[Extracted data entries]
|---|
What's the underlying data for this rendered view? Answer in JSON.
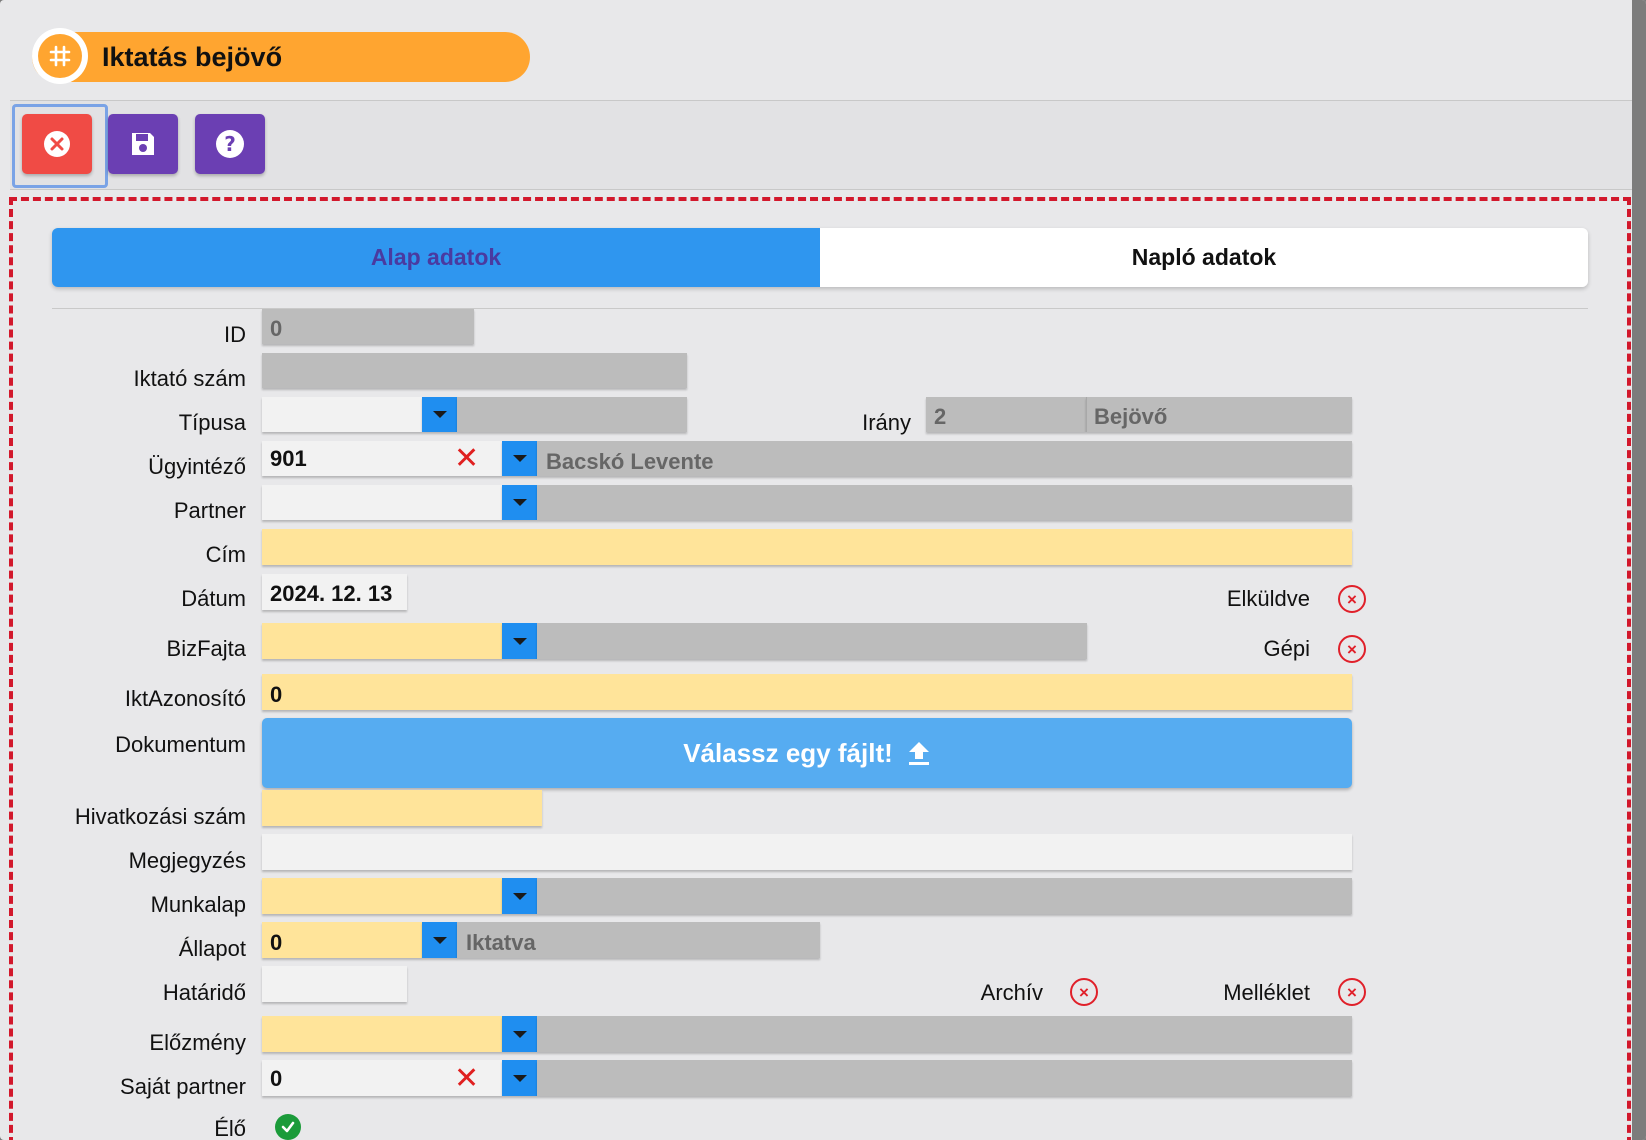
{
  "header": {
    "title": "Iktatás bejövő",
    "icon": "hash-icon"
  },
  "toolbar": {
    "buttons": [
      {
        "name": "cancel",
        "icon": "close-circle-icon",
        "color": "#f04b45"
      },
      {
        "name": "save",
        "icon": "floppy-icon",
        "color": "#6b3fb3"
      },
      {
        "name": "help",
        "icon": "question-icon",
        "color": "#6b3fb3"
      }
    ]
  },
  "tabs": [
    {
      "label": "Alap adatok",
      "active": true
    },
    {
      "label": "Napló adatok",
      "active": false
    }
  ],
  "form": {
    "id": {
      "label": "ID",
      "value": "0"
    },
    "iktato_szam": {
      "label": "Iktató szám",
      "value": ""
    },
    "tipusa": {
      "label": "Típusa",
      "value": ""
    },
    "irany": {
      "label": "Irány",
      "code": "2",
      "text": "Bejövő"
    },
    "ugyintezo": {
      "label": "Ügyintéző",
      "code": "901",
      "name": "Bacskó Levente"
    },
    "partner": {
      "label": "Partner",
      "value": ""
    },
    "cim": {
      "label": "Cím",
      "value": ""
    },
    "datum": {
      "label": "Dátum",
      "value": "2024. 12. 13"
    },
    "elkuldve": {
      "label": "Elküldve",
      "checked": false
    },
    "bizfajta": {
      "label": "BizFajta",
      "value": ""
    },
    "gepi": {
      "label": "Gépi",
      "checked": false
    },
    "iktazonosito": {
      "label": "IktAzonosító",
      "value": "0"
    },
    "dokumentum": {
      "label": "Dokumentum",
      "upload_label": "Válassz egy fájlt!",
      "icon": "upload-icon"
    },
    "hivatkozasi_szam": {
      "label": "Hivatkozási szám",
      "value": ""
    },
    "megjegyzes": {
      "label": "Megjegyzés",
      "value": ""
    },
    "munkalap": {
      "label": "Munkalap",
      "value": ""
    },
    "allapot": {
      "label": "Állapot",
      "code": "0",
      "text": "Iktatva"
    },
    "hatarido": {
      "label": "Határidő",
      "value": ""
    },
    "archiv": {
      "label": "Archív",
      "checked": false
    },
    "melleklet": {
      "label": "Melléklet",
      "checked": false
    },
    "elozmeny": {
      "label": "Előzmény",
      "value": ""
    },
    "sajat_partner": {
      "label": "Saját partner",
      "code": "0"
    },
    "elo": {
      "label": "Élő",
      "checked": true
    }
  },
  "colors": {
    "accent_orange": "#ffa530",
    "tab_active": "#2f96ef",
    "required_field": "#ffe49a",
    "readonly_field": "#bcbcbc",
    "dashed_border": "#d2182c"
  }
}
|---|
PROBLEM REQUIREMENTS:
Your copy of the data above should match it exactly, except that pictures are left out.

REPLY TO THE TASK:
What's the underlying data for this rendered view? Answer in JSON.
{
  "header": {
    "title": "Iktatás bejövő",
    "icon": "hash-icon"
  },
  "toolbar": {
    "buttons": [
      {
        "name": "cancel",
        "icon": "close-circle-icon",
        "color": "#f04b45"
      },
      {
        "name": "save",
        "icon": "floppy-icon",
        "color": "#6b3fb3"
      },
      {
        "name": "help",
        "icon": "question-icon",
        "color": "#6b3fb3"
      }
    ]
  },
  "tabs": [
    {
      "label": "Alap adatok",
      "active": true
    },
    {
      "label": "Napló adatok",
      "active": false
    }
  ],
  "form": {
    "id": {
      "label": "ID",
      "value": "0"
    },
    "iktato_szam": {
      "label": "Iktató szám",
      "value": ""
    },
    "tipusa": {
      "label": "Típusa",
      "value": ""
    },
    "irany": {
      "label": "Irány",
      "code": "2",
      "text": "Bejövő"
    },
    "ugyintezo": {
      "label": "Ügyintéző",
      "code": "901",
      "name": "Bacskó Levente"
    },
    "partner": {
      "label": "Partner",
      "value": ""
    },
    "cim": {
      "label": "Cím",
      "value": ""
    },
    "datum": {
      "label": "Dátum",
      "value": "2024. 12. 13"
    },
    "elkuldve": {
      "label": "Elküldve",
      "checked": false
    },
    "bizfajta": {
      "label": "BizFajta",
      "value": ""
    },
    "gepi": {
      "label": "Gépi",
      "checked": false
    },
    "iktazonosito": {
      "label": "IktAzonosító",
      "value": "0"
    },
    "dokumentum": {
      "label": "Dokumentum",
      "upload_label": "Válassz egy fájlt!",
      "icon": "upload-icon"
    },
    "hivatkozasi_szam": {
      "label": "Hivatkozási szám",
      "value": ""
    },
    "megjegyzes": {
      "label": "Megjegyzés",
      "value": ""
    },
    "munkalap": {
      "label": "Munkalap",
      "value": ""
    },
    "allapot": {
      "label": "Állapot",
      "code": "0",
      "text": "Iktatva"
    },
    "hatarido": {
      "label": "Határidő",
      "value": ""
    },
    "archiv": {
      "label": "Archív",
      "checked": false
    },
    "melleklet": {
      "label": "Melléklet",
      "checked": false
    },
    "elozmeny": {
      "label": "Előzmény",
      "value": ""
    },
    "sajat_partner": {
      "label": "Saját partner",
      "code": "0"
    },
    "elo": {
      "label": "Élő",
      "checked": true
    }
  },
  "colors": {
    "accent_orange": "#ffa530",
    "tab_active": "#2f96ef",
    "required_field": "#ffe49a",
    "readonly_field": "#bcbcbc",
    "dashed_border": "#d2182c"
  }
}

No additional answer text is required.